[Data tied to figure images]

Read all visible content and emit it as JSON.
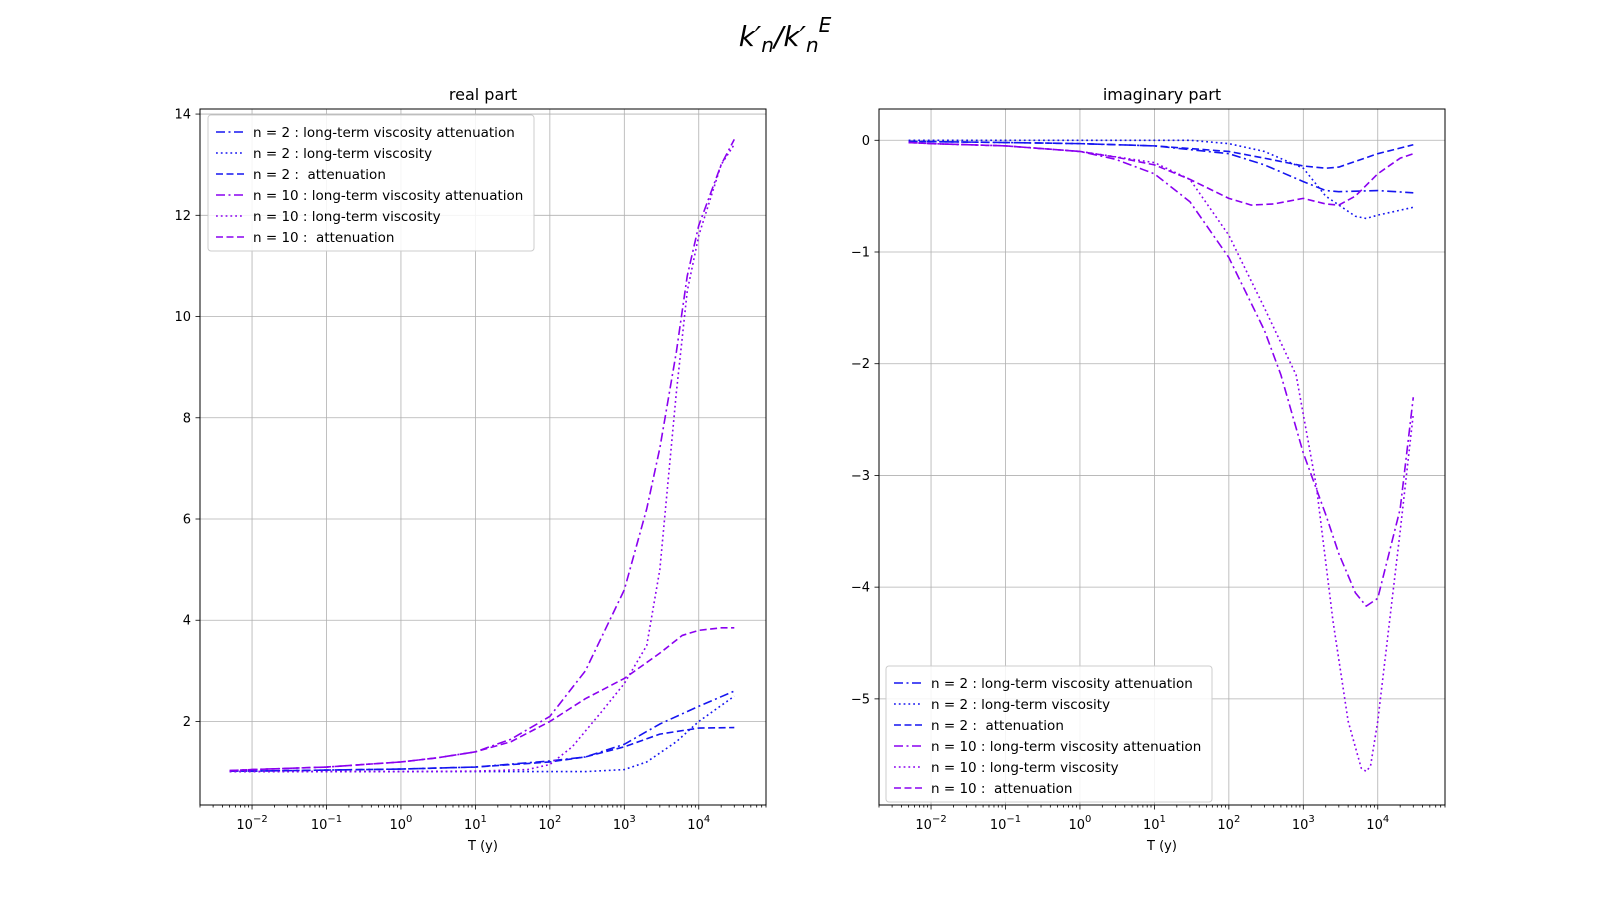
{
  "figure": {
    "suptitle_main": "k′",
    "suptitle_sub": "n",
    "suptitle_sep": "/k′",
    "suptitle_sub2": "n",
    "suptitle_sup": "E"
  },
  "colors": {
    "n2": "#1515f0",
    "n10": "#8a00f0"
  },
  "chart_data": [
    {
      "type": "line",
      "title": "real part",
      "xlabel": "T (y)",
      "ylabel": "",
      "xscale": "log",
      "xlim": [
        0.002,
        80000
      ],
      "ylim": [
        0.35,
        14.1
      ],
      "xticks": [
        {
          "value": 0.01,
          "base": "10",
          "exp": "−2"
        },
        {
          "value": 0.1,
          "base": "10",
          "exp": "−1"
        },
        {
          "value": 1,
          "base": "10",
          "exp": "0"
        },
        {
          "value": 10,
          "base": "10",
          "exp": "1"
        },
        {
          "value": 100,
          "base": "10",
          "exp": "2"
        },
        {
          "value": 1000,
          "base": "10",
          "exp": "3"
        },
        {
          "value": 10000,
          "base": "10",
          "exp": "4"
        }
      ],
      "yticks": [
        {
          "value": 2,
          "label": "2"
        },
        {
          "value": 4,
          "label": "4"
        },
        {
          "value": 6,
          "label": "6"
        },
        {
          "value": 8,
          "label": "8"
        },
        {
          "value": 10,
          "label": "10"
        },
        {
          "value": 12,
          "label": "12"
        },
        {
          "value": 14,
          "label": "14"
        }
      ],
      "grid": true,
      "legend_position": "upper-left",
      "series": [
        {
          "name": "n = 2 : long-term viscosity attenuation",
          "color": "n2",
          "dash": "dashdot",
          "x": [
            0.005,
            0.01,
            0.1,
            1,
            10,
            100,
            300,
            1000,
            3000,
            10000,
            30000
          ],
          "y": [
            1.02,
            1.02,
            1.04,
            1.06,
            1.1,
            1.22,
            1.3,
            1.55,
            1.95,
            2.3,
            2.6
          ]
        },
        {
          "name": "n = 2 : long-term viscosity",
          "color": "n2",
          "dash": "dotted",
          "x": [
            0.005,
            0.01,
            0.1,
            1,
            10,
            100,
            300,
            1000,
            2000,
            5000,
            10000,
            30000
          ],
          "y": [
            1.01,
            1.01,
            1.01,
            1.01,
            1.01,
            1.01,
            1.01,
            1.05,
            1.2,
            1.6,
            2.0,
            2.5
          ]
        },
        {
          "name": "n = 2 :  attenuation",
          "color": "n2",
          "dash": "dashed",
          "x": [
            0.005,
            0.01,
            0.1,
            1,
            10,
            100,
            300,
            1000,
            3000,
            10000,
            30000
          ],
          "y": [
            1.02,
            1.02,
            1.04,
            1.06,
            1.1,
            1.2,
            1.3,
            1.5,
            1.75,
            1.87,
            1.88
          ]
        },
        {
          "name": "n = 10 : long-term viscosity attenuation",
          "color": "n10",
          "dash": "dashdot",
          "x": [
            0.005,
            0.01,
            0.1,
            1,
            3,
            10,
            30,
            100,
            300,
            1000,
            2000,
            3000,
            5000,
            7000,
            10000,
            20000,
            30000
          ],
          "y": [
            1.03,
            1.05,
            1.1,
            1.2,
            1.28,
            1.4,
            1.65,
            2.1,
            3.0,
            4.6,
            6.2,
            7.4,
            9.3,
            10.8,
            11.8,
            13.0,
            13.5
          ]
        },
        {
          "name": "n = 10 : long-term viscosity",
          "color": "n10",
          "dash": "dotted",
          "x": [
            0.005,
            0.01,
            0.1,
            1,
            10,
            50,
            100,
            200,
            500,
            1000,
            2000,
            3000,
            5000,
            7000,
            10000,
            20000,
            30000
          ],
          "y": [
            1.01,
            1.01,
            1.01,
            1.01,
            1.02,
            1.05,
            1.15,
            1.5,
            2.2,
            2.75,
            3.5,
            5.0,
            8.5,
            10.5,
            11.6,
            13.0,
            13.4
          ]
        },
        {
          "name": "n = 10 :  attenuation",
          "color": "n10",
          "dash": "dashed",
          "x": [
            0.005,
            0.01,
            0.1,
            1,
            3,
            10,
            30,
            100,
            300,
            1000,
            3000,
            6000,
            10000,
            20000,
            30000
          ],
          "y": [
            1.03,
            1.05,
            1.1,
            1.2,
            1.28,
            1.4,
            1.6,
            2.0,
            2.45,
            2.85,
            3.35,
            3.7,
            3.8,
            3.85,
            3.85
          ]
        }
      ]
    },
    {
      "type": "line",
      "title": "imaginary part",
      "xlabel": "T (y)",
      "ylabel": "",
      "xscale": "log",
      "xlim": [
        0.002,
        80000
      ],
      "ylim": [
        -5.95,
        0.28
      ],
      "xticks": [
        {
          "value": 0.01,
          "base": "10",
          "exp": "−2"
        },
        {
          "value": 0.1,
          "base": "10",
          "exp": "−1"
        },
        {
          "value": 1,
          "base": "10",
          "exp": "0"
        },
        {
          "value": 10,
          "base": "10",
          "exp": "1"
        },
        {
          "value": 100,
          "base": "10",
          "exp": "2"
        },
        {
          "value": 1000,
          "base": "10",
          "exp": "3"
        },
        {
          "value": 10000,
          "base": "10",
          "exp": "4"
        }
      ],
      "yticks": [
        {
          "value": 0,
          "label": "0"
        },
        {
          "value": -1,
          "label": "−1"
        },
        {
          "value": -2,
          "label": "−2"
        },
        {
          "value": -3,
          "label": "−3"
        },
        {
          "value": -4,
          "label": "−4"
        },
        {
          "value": -5,
          "label": "−5"
        }
      ],
      "grid": true,
      "legend_position": "lower-left",
      "series": [
        {
          "name": "n = 2 : long-term viscosity attenuation",
          "color": "n2",
          "dash": "dashdot",
          "x": [
            0.005,
            0.1,
            1,
            10,
            100,
            300,
            1000,
            2000,
            3000,
            10000,
            30000
          ],
          "y": [
            -0.01,
            -0.02,
            -0.03,
            -0.05,
            -0.12,
            -0.22,
            -0.37,
            -0.45,
            -0.46,
            -0.45,
            -0.47
          ]
        },
        {
          "name": "n = 2 : long-term viscosity",
          "color": "n2",
          "dash": "dotted",
          "x": [
            0.005,
            0.1,
            1,
            10,
            30,
            100,
            300,
            1000,
            2000,
            5000,
            7000,
            10000,
            30000
          ],
          "y": [
            0.0,
            0.0,
            0.0,
            0.0,
            0.0,
            -0.03,
            -0.1,
            -0.25,
            -0.5,
            -0.68,
            -0.7,
            -0.67,
            -0.6
          ]
        },
        {
          "name": "n = 2 :  attenuation",
          "color": "n2",
          "dash": "dashed",
          "x": [
            0.005,
            0.1,
            1,
            10,
            100,
            300,
            1000,
            2000,
            3000,
            10000,
            30000
          ],
          "y": [
            -0.01,
            -0.02,
            -0.03,
            -0.05,
            -0.1,
            -0.16,
            -0.23,
            -0.25,
            -0.24,
            -0.12,
            -0.04
          ]
        },
        {
          "name": "n = 10 : long-term viscosity attenuation",
          "color": "n10",
          "dash": "dashdot",
          "x": [
            0.005,
            0.01,
            0.1,
            1,
            3,
            10,
            30,
            100,
            300,
            500,
            1000,
            2000,
            3000,
            5000,
            7000,
            10000,
            20000,
            30000
          ],
          "y": [
            -0.02,
            -0.03,
            -0.05,
            -0.1,
            -0.17,
            -0.3,
            -0.55,
            -1.05,
            -1.7,
            -2.1,
            -2.8,
            -3.35,
            -3.7,
            -4.05,
            -4.17,
            -4.1,
            -3.3,
            -2.3
          ]
        },
        {
          "name": "n = 10 : long-term viscosity",
          "color": "n10",
          "dash": "dotted",
          "x": [
            0.005,
            0.01,
            0.1,
            1,
            10,
            30,
            100,
            300,
            800,
            1500,
            2500,
            4000,
            6000,
            7000,
            8000,
            10000,
            20000,
            30000
          ],
          "y": [
            -0.02,
            -0.03,
            -0.05,
            -0.1,
            -0.2,
            -0.35,
            -0.85,
            -1.5,
            -2.1,
            -3.1,
            -4.3,
            -5.2,
            -5.62,
            -5.65,
            -5.6,
            -5.2,
            -3.5,
            -2.45
          ]
        },
        {
          "name": "n = 10 :  attenuation",
          "color": "n10",
          "dash": "dashed",
          "x": [
            0.005,
            0.01,
            0.1,
            1,
            3,
            10,
            30,
            100,
            200,
            400,
            1000,
            2000,
            3000,
            5000,
            10000,
            20000,
            30000
          ],
          "y": [
            -0.02,
            -0.03,
            -0.05,
            -0.1,
            -0.15,
            -0.22,
            -0.35,
            -0.52,
            -0.58,
            -0.57,
            -0.52,
            -0.57,
            -0.58,
            -0.5,
            -0.3,
            -0.16,
            -0.12
          ]
        }
      ]
    }
  ]
}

• _What is being asked_:
Only the number is wanted: how many lines of these entries contain the string "part"?

• _Correct result_:
2